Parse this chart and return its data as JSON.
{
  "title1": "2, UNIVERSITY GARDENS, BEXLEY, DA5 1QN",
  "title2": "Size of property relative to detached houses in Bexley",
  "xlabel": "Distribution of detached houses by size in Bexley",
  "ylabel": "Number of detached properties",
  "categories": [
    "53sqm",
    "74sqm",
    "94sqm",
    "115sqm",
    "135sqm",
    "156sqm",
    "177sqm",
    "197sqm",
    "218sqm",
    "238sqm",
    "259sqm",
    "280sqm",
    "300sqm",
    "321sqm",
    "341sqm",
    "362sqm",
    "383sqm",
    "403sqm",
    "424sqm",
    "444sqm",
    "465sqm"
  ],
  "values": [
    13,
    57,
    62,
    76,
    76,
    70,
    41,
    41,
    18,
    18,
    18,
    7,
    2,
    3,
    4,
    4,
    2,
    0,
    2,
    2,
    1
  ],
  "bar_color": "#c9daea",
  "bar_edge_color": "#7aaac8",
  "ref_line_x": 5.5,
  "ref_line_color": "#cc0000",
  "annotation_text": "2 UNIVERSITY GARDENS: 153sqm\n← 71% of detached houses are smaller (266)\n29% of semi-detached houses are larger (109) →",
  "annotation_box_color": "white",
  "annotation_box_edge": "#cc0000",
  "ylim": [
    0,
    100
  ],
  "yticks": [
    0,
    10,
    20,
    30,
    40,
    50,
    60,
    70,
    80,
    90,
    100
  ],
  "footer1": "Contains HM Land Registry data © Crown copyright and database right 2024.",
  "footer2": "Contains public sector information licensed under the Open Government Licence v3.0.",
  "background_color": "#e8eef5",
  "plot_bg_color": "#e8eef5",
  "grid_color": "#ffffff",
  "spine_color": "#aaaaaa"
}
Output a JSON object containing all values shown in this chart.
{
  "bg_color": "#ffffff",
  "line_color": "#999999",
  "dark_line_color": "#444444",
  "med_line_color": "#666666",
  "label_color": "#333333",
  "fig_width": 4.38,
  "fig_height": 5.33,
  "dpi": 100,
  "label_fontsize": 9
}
· · · · · · ·
Exercise aim:
Starting at the line that contains "Output a JSON", retype each line through the end of the listing above and nothing else.

Written response:
Output a JSON object containing all values shown in this chart.
{
  "bg_color": "#ffffff",
  "line_color": "#999999",
  "dark_line_color": "#444444",
  "med_line_color": "#666666",
  "label_color": "#333333",
  "fig_width": 4.38,
  "fig_height": 5.33,
  "dpi": 100,
  "label_fontsize": 9
}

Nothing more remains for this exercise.